Retype all of the entries word for word.

↓

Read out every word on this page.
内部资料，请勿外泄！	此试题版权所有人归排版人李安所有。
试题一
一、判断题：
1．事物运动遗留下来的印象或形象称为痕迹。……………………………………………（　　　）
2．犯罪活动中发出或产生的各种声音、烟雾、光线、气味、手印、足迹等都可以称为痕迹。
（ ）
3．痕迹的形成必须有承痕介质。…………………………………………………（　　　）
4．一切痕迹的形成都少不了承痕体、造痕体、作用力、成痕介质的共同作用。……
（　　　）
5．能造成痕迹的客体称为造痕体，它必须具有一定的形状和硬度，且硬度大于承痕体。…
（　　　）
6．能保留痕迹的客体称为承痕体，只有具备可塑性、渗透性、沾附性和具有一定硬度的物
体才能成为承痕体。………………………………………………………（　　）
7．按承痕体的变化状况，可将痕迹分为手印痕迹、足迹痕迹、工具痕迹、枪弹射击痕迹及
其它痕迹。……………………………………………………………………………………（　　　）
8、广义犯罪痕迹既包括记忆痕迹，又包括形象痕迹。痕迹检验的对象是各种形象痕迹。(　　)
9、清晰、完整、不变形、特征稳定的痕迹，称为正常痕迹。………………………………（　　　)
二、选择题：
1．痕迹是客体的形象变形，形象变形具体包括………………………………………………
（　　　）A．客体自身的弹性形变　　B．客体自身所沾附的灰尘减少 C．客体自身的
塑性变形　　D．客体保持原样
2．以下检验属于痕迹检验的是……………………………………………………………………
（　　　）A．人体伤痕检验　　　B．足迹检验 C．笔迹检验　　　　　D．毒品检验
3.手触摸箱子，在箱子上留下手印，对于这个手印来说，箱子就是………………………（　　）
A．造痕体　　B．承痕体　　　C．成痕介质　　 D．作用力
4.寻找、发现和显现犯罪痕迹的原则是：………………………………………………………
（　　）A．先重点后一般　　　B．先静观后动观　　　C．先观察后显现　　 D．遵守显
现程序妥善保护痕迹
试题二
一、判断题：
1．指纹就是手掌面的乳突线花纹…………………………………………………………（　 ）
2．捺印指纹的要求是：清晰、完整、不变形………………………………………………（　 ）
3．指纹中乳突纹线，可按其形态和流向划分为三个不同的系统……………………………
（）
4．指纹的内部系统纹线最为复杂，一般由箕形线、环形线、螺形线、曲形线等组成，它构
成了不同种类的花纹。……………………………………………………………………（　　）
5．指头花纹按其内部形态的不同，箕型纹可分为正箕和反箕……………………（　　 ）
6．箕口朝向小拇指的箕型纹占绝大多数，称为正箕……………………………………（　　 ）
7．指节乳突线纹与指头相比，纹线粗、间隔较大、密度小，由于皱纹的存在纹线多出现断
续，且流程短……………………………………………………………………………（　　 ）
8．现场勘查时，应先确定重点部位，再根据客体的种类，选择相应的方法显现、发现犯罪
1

↑

The reply
Read out every word on this page.
内部资料，请勿外泄！	此试题版权所有人归排版人李安所有。
试题一
一、判断题：
1．事物运动遗留下来的印象或形象称为痕迹。……………………………………………（　　　）
2．犯罪活动中发出或产生的各种声音、烟雾、光线、气味、手印、足迹等都可以称为痕迹。
（ ）
3．痕迹的形成必须有承痕介质。…………………………………………………（　　　）
4．一切痕迹的形成都少不了承痕体、造痕体、作用力、成痕介质的共同作用。……
（　　　）
5．能造成痕迹的客体称为造痕体，它必须具有一定的形状和硬度，且硬度大于承痕体。…
（　　　）
6．能保留痕迹的客体称为承痕体，只有具备可塑性、渗透性、沾附性和具有一定硬度的物
体才能成为承痕体。………………………………………………………（　　）
7．按承痕体的变化状况，可将痕迹分为手印痕迹、足迹痕迹、工具痕迹、枪弹射击痕迹及
其它痕迹。……………………………………………………………………………………（　　　）
8、广义犯罪痕迹既包括记忆痕迹，又包括形象痕迹。痕迹检验的对象是各种形象痕迹。(　　)
9、清晰、完整、不变形、特征稳定的痕迹，称为正常痕迹。………………………………（　　　)
二、选择题：
1．痕迹是客体的形象变形，形象变形具体包括………………………………………………
（　　　）A．客体自身的弹性形变　　B．客体自身所沾附的灰尘减少 C．客体自身的
塑性变形　　D．客体保持原样
2．以下检验属于痕迹检验的是……………………………………………………………………
（　　　）A．人体伤痕检验　　　B．足迹检验 C．笔迹检验　　　　　D．毒品检验
3.手触摸箱子，在箱子上留下手印，对于这个手印来说，箱子就是………………………（　　）
A．造痕体　　B．承痕体　　　C．成痕介质　　 D．作用力
4.寻找、发现和显现犯罪痕迹的原则是：………………………………………………………
（　　）A．先重点后一般　　　B．先静观后动观　　　C．先观察后显现　　 D．遵守显
现程序妥善保护痕迹
试题二
一、判断题：
1．指纹就是手掌面的乳突线花纹…………………………………………………………（　 ）
2．捺印指纹的要求是：清晰、完整、不变形………………………………………………（　 ）
3．指纹中乳突纹线，可按其形态和流向划分为三个不同的系统……………………………
（）
4．指纹的内部系统纹线最为复杂，一般由箕形线、环形线、螺形线、曲形线等组成，它构
成了不同种类的花纹。……………………………………………………………………（　　）
5．指头花纹按其内部形态的不同，箕型纹可分为正箕和反箕……………………（　　 ）
6．箕口朝向小拇指的箕型纹占绝大多数，称为正箕……………………………………（　　 ）
7．指节乳突线纹与指头相比，纹线粗、间隔较大、密度小，由于皱纹的存在纹线多出现断
续，且流程短……………………………………………………………………………（　　 ）
8．现场勘查时，应先确定重点部位，再根据客体的种类，选择相应的方法显现、发现犯罪
1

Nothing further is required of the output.